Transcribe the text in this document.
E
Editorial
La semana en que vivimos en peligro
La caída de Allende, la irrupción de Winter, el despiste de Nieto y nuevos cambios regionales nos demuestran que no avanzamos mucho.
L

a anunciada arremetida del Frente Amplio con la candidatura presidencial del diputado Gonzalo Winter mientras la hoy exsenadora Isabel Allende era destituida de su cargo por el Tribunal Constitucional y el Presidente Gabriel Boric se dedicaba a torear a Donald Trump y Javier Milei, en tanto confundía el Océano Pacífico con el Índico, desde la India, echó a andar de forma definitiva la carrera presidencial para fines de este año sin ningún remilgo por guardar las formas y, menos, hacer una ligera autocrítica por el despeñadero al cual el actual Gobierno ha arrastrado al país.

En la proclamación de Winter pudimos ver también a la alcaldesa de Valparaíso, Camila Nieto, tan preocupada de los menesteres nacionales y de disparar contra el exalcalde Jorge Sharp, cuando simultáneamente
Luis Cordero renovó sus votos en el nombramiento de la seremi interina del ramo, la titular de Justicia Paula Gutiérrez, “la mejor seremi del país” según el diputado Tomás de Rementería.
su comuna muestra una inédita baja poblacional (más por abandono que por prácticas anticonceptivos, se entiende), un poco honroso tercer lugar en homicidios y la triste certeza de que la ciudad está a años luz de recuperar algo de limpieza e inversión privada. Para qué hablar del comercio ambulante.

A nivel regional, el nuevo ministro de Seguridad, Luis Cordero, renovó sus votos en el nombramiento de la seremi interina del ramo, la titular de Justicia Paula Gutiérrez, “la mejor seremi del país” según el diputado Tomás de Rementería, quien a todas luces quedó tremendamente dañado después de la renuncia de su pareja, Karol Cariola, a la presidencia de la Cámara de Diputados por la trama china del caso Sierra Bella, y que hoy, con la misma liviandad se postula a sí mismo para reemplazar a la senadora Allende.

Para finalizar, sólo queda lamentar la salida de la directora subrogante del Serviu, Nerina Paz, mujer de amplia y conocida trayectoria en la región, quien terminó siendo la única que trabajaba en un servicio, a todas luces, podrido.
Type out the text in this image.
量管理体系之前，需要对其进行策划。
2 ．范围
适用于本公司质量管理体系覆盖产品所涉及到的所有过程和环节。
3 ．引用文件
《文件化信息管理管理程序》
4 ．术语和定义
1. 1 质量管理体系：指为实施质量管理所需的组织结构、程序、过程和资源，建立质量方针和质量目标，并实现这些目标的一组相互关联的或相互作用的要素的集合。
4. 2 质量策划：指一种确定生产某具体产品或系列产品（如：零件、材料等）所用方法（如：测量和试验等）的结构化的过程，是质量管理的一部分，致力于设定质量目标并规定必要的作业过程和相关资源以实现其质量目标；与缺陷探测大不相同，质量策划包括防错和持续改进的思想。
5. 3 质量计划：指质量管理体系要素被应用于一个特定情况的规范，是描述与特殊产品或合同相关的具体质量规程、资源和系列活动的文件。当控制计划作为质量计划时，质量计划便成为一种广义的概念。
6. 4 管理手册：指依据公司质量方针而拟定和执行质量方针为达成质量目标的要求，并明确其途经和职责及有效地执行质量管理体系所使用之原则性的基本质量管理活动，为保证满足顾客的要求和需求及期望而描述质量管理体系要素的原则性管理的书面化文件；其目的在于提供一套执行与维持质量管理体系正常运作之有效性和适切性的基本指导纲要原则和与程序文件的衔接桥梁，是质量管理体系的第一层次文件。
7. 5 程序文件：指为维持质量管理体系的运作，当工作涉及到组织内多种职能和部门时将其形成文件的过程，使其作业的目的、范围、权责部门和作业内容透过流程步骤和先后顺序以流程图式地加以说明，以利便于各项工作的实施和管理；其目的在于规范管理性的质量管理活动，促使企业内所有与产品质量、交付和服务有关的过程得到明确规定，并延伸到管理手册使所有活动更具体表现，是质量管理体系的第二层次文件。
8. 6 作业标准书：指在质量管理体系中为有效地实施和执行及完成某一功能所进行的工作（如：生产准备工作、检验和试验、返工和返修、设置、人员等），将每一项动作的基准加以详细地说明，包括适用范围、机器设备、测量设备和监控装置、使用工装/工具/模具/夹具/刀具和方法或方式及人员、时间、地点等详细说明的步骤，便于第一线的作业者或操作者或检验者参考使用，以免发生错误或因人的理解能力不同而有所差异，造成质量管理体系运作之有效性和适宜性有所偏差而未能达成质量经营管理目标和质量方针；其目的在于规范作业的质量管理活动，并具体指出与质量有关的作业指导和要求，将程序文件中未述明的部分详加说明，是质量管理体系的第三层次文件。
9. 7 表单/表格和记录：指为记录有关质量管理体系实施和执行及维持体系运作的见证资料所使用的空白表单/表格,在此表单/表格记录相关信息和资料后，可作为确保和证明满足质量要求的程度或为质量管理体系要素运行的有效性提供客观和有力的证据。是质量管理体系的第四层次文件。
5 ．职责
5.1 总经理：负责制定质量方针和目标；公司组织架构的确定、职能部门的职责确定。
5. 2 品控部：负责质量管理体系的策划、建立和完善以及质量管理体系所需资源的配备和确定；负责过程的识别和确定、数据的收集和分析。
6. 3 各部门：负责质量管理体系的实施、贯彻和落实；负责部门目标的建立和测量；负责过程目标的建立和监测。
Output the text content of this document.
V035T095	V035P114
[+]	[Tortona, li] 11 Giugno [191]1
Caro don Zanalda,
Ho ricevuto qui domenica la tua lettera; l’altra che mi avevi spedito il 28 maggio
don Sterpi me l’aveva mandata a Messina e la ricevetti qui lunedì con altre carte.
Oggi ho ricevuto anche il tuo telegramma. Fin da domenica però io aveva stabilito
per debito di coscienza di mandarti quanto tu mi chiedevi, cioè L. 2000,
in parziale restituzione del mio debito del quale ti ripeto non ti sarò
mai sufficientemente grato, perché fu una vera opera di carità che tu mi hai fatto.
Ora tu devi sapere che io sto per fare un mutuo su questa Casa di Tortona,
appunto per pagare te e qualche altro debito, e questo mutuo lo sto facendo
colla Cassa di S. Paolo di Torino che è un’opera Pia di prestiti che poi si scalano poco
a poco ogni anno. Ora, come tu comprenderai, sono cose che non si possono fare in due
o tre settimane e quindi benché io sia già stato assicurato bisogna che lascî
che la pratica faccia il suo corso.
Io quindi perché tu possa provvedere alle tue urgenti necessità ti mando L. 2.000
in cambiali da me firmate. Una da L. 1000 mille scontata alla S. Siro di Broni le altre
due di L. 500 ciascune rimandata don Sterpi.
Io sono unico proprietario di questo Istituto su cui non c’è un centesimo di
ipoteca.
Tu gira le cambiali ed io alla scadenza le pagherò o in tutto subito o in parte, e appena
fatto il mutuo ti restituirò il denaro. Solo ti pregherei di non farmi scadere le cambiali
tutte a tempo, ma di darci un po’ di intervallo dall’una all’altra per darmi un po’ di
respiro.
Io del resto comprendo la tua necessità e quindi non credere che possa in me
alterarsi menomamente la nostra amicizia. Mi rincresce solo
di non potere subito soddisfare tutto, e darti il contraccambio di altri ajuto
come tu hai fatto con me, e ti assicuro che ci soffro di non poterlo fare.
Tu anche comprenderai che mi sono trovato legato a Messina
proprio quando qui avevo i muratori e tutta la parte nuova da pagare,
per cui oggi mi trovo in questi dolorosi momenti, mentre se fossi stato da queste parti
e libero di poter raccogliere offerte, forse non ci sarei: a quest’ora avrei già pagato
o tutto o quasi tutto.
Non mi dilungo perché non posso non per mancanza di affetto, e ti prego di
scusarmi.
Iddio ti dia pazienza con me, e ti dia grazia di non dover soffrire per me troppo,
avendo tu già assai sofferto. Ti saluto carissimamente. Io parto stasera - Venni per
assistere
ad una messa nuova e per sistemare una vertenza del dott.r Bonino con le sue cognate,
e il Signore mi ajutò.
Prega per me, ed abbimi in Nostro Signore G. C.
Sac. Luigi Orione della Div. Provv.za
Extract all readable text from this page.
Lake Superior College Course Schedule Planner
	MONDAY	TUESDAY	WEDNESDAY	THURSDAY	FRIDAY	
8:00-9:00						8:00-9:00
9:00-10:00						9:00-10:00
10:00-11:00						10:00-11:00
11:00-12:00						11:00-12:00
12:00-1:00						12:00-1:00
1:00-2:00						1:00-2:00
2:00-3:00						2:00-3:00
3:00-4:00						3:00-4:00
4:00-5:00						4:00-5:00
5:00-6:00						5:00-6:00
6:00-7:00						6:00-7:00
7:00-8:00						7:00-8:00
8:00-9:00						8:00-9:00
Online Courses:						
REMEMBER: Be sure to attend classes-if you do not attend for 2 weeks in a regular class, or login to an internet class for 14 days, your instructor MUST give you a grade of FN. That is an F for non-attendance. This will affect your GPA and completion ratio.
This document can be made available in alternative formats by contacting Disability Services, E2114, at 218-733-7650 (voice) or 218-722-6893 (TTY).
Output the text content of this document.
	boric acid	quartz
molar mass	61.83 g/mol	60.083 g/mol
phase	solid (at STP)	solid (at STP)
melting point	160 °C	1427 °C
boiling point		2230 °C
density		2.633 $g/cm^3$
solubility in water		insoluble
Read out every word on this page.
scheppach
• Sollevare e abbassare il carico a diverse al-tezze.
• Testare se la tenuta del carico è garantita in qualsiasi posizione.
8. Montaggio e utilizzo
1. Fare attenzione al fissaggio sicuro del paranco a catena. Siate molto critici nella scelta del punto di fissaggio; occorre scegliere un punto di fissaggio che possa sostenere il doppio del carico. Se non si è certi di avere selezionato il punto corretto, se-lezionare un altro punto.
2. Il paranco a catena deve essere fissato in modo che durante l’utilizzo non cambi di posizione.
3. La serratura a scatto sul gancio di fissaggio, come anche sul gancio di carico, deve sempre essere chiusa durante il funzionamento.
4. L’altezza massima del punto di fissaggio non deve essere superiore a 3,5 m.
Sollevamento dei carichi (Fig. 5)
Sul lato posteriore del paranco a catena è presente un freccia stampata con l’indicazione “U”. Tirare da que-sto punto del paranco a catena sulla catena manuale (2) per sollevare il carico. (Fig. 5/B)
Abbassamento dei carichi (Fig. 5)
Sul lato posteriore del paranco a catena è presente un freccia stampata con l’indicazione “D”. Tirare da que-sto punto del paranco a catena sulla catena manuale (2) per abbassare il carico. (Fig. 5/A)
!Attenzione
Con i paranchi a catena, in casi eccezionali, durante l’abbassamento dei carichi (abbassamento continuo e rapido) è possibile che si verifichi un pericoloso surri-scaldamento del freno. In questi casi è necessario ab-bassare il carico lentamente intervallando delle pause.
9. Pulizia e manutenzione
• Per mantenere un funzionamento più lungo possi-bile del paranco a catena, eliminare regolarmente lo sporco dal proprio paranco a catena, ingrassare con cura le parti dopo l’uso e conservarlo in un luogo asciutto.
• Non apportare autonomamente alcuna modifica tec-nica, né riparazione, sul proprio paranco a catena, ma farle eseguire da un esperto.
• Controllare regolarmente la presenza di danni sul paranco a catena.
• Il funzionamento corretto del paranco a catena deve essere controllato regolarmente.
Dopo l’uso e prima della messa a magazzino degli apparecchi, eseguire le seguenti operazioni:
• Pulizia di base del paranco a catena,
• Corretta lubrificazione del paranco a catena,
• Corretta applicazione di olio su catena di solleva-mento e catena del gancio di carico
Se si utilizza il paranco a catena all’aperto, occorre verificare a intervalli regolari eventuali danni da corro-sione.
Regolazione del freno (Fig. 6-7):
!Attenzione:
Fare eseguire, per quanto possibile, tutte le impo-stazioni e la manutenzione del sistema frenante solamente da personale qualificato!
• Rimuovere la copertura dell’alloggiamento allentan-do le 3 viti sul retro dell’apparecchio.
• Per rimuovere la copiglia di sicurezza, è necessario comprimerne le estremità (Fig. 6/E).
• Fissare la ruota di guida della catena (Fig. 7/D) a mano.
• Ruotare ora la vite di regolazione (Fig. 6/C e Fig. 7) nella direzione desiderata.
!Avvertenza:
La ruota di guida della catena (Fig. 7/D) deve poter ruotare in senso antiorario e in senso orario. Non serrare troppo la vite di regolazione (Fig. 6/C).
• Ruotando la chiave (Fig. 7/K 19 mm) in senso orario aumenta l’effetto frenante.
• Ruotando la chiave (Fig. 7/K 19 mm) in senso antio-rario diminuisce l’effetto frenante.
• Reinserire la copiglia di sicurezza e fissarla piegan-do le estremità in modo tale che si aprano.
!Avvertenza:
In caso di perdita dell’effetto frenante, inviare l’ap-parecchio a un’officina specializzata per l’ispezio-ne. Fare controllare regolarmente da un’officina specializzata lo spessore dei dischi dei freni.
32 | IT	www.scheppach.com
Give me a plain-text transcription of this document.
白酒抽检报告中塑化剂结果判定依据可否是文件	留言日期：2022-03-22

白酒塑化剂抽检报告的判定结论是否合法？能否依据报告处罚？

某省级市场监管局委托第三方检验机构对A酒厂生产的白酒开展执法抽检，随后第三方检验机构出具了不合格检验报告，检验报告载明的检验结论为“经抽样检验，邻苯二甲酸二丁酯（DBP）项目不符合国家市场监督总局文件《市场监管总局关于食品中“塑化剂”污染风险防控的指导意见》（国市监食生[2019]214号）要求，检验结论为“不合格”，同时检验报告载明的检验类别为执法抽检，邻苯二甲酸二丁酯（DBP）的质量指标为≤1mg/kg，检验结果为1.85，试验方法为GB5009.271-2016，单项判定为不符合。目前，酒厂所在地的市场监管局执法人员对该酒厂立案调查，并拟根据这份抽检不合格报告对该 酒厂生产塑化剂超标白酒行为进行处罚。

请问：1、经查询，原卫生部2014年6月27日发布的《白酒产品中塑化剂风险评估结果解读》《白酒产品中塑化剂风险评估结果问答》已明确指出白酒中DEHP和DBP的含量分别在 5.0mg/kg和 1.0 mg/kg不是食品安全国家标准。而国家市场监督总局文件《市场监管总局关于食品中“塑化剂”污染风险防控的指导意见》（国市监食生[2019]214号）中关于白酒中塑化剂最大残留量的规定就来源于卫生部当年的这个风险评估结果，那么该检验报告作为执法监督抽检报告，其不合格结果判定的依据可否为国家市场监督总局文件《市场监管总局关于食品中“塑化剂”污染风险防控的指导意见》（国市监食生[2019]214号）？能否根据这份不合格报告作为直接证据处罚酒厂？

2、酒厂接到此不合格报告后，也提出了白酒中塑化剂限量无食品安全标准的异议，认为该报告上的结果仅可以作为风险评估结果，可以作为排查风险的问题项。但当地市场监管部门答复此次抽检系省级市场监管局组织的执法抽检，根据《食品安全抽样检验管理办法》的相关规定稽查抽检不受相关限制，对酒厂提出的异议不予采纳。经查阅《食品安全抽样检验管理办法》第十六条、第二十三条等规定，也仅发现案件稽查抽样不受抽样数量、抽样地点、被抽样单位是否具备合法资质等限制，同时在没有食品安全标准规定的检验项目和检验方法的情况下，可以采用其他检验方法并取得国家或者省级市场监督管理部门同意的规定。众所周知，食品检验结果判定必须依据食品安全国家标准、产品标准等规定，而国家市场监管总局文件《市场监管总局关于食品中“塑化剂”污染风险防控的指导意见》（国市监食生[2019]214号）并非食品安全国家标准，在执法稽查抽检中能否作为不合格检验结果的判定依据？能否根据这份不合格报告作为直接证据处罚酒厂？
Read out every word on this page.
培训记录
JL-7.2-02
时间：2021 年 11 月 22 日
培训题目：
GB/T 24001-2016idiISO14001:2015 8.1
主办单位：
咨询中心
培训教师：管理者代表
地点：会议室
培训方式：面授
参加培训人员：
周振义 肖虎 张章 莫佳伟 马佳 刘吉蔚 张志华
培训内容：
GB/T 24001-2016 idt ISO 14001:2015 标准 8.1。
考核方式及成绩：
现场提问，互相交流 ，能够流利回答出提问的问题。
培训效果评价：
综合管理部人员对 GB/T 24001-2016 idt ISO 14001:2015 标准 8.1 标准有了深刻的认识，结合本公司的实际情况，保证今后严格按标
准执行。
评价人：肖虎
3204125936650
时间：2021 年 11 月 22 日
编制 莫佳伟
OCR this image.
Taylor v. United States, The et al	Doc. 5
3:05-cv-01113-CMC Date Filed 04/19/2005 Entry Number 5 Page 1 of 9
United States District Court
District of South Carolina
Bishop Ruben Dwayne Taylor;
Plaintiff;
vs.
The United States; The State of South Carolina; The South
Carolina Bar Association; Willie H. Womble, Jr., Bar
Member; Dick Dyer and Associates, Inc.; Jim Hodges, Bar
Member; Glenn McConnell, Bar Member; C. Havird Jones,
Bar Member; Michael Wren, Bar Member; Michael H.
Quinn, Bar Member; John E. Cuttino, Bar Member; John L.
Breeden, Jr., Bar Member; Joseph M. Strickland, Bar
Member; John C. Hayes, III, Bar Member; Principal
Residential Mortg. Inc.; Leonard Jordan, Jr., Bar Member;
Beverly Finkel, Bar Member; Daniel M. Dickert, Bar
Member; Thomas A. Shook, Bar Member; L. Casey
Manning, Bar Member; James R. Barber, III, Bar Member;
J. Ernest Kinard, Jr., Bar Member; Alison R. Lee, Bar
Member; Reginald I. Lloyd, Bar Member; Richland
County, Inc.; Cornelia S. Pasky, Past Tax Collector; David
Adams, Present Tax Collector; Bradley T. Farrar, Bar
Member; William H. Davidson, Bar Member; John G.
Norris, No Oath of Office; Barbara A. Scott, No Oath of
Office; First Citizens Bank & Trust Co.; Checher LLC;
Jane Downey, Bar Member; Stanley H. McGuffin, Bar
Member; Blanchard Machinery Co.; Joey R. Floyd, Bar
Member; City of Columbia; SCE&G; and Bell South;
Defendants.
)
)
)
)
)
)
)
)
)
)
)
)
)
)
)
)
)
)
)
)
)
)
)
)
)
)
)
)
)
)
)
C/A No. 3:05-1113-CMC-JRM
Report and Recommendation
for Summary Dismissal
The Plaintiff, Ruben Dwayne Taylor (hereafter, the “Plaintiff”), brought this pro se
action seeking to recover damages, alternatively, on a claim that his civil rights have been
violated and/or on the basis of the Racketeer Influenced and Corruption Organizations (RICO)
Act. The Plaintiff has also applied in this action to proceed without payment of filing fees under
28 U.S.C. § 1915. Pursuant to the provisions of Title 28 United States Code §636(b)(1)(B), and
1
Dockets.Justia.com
- - -
The word "Tomás" may appear on some lines of these records; state how many such lines there are, and nothing else.

2